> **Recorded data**
★ ★ ★ ★

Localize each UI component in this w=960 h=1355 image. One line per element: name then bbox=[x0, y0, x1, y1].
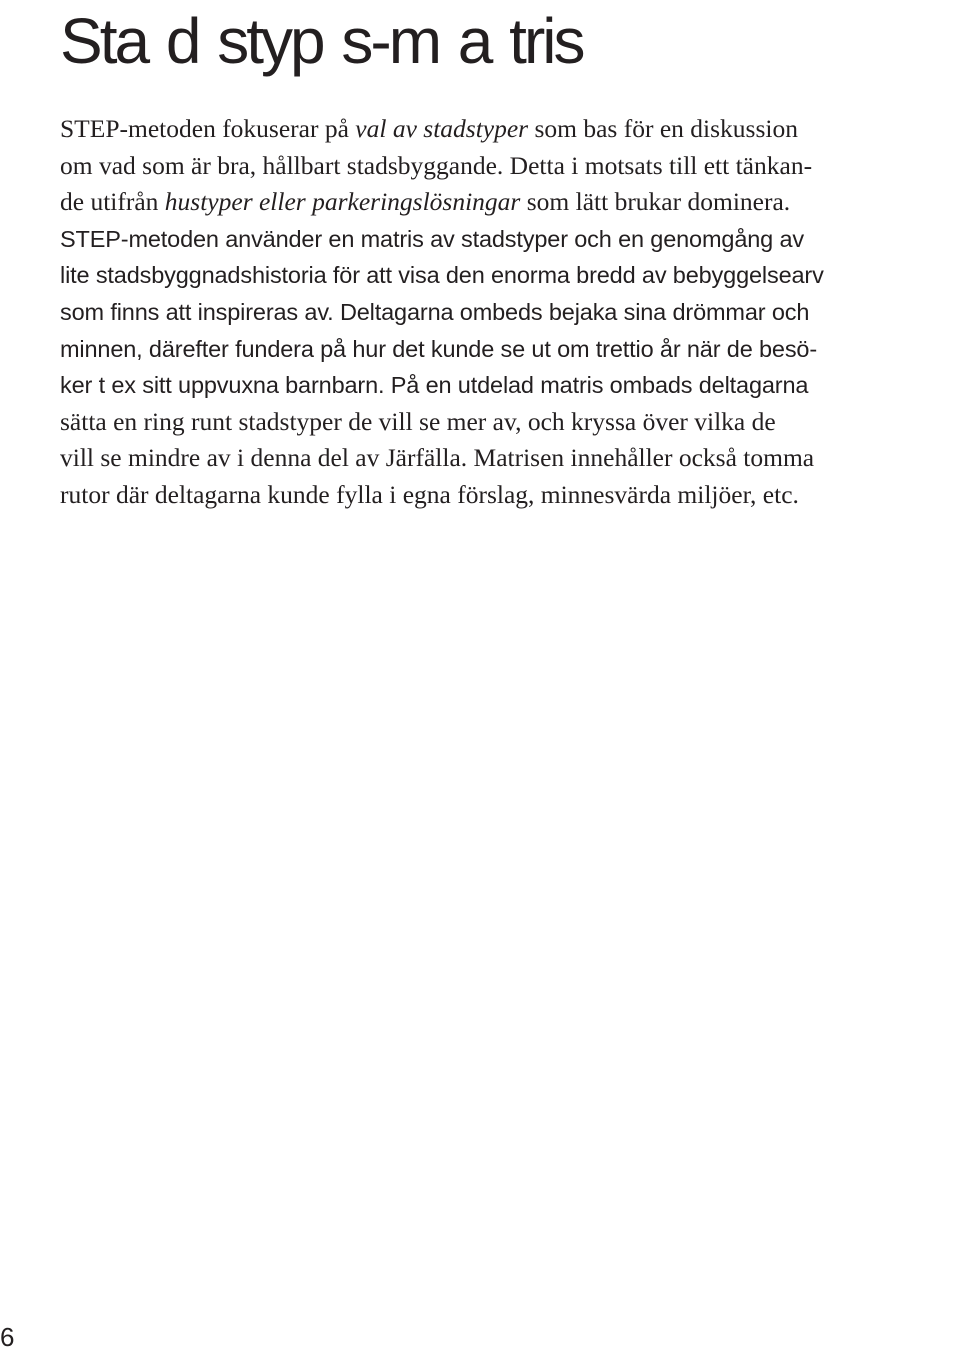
text-run: de utifrån bbox=[60, 187, 165, 217]
text-line-5: lite stadsbyggnadshistoria för att visa den enorma bredd av bebyggelsearv bbox=[60, 262, 824, 289]
text-line-4: STEP-metoden använder en matris av stadstyper och en genomgång av bbox=[60, 225, 804, 252]
text-line-8: ker t ex sitt uppvuxna barnbarn. På en utdelad matris ombads deltagarna bbox=[60, 372, 809, 399]
text-run: som lätt brukar dominera. bbox=[520, 187, 791, 217]
text-line-10: vill se mindre av i denna del av Järfälla. Matrisen innehåller också tomma bbox=[60, 443, 815, 473]
text-line-2: om vad som är bra, hållbart stadsbyggande. Detta i motsats till ett tänkan- bbox=[60, 150, 813, 180]
text-line-11: rutor där deltagarna kunde fylla i egna förslag, minnesvärda miljöer, etc. bbox=[60, 479, 799, 509]
text-run: som finns att inspireras av. bbox=[60, 298, 334, 325]
italic-run: hustyper eller parkeringslösningar bbox=[164, 187, 521, 217]
text-line-9: sätta en ring runt stadstyper de vill se mer av, och kryssa över vilka de bbox=[60, 406, 776, 436]
text-line-1 bbox=[60, 111, 960, 148]
page-title: Sta d styp s-m a tris bbox=[60, 5, 583, 77]
text-run: Deltagarna ombeds bejaka sina drömmar och bbox=[333, 298, 810, 325]
italic-run: val av stadstyper bbox=[355, 114, 529, 143]
page-number: 6 bbox=[0, 1322, 15, 1352]
text-line-6 bbox=[60, 294, 960, 331]
text-run: som bas för en diskussion bbox=[528, 114, 798, 143]
text-run: STEP-metoden fokuserar på bbox=[60, 114, 356, 143]
text-line-7: minnen, därefter fundera på hur det kunde se ut om trettio år när de besö- bbox=[60, 335, 818, 362]
text-line-3 bbox=[60, 184, 960, 221]
body-paragraph bbox=[60, 111, 960, 514]
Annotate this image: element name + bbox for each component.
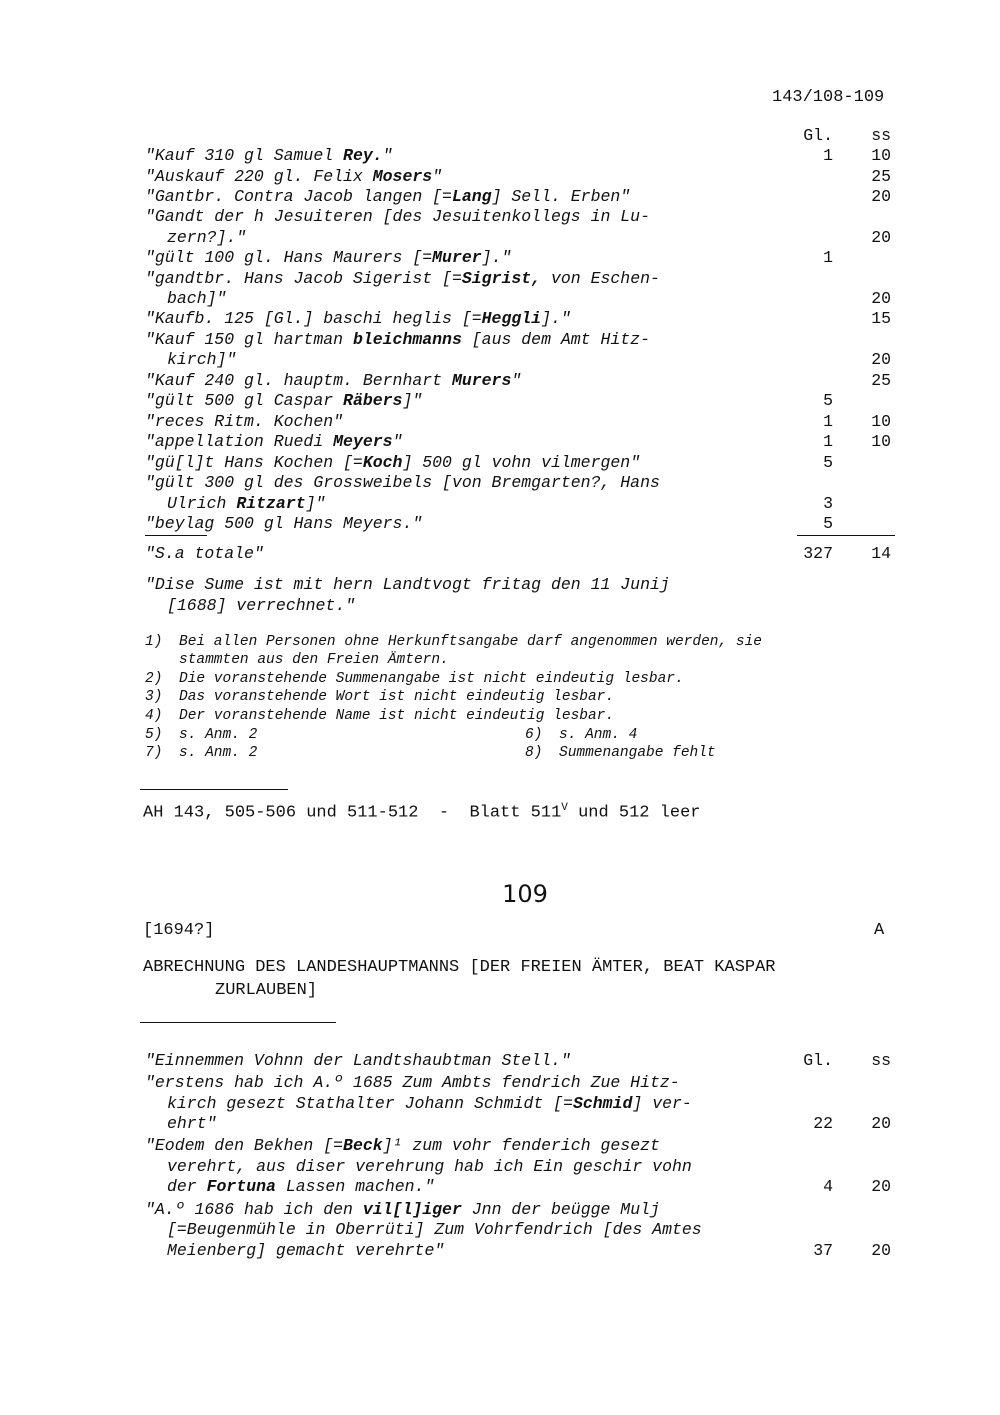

★ ★ ★ ★

> **Task requirements**
From the entries, count the lines that hold the string "page". Nothing but the number is needed.

> **Answer space**
2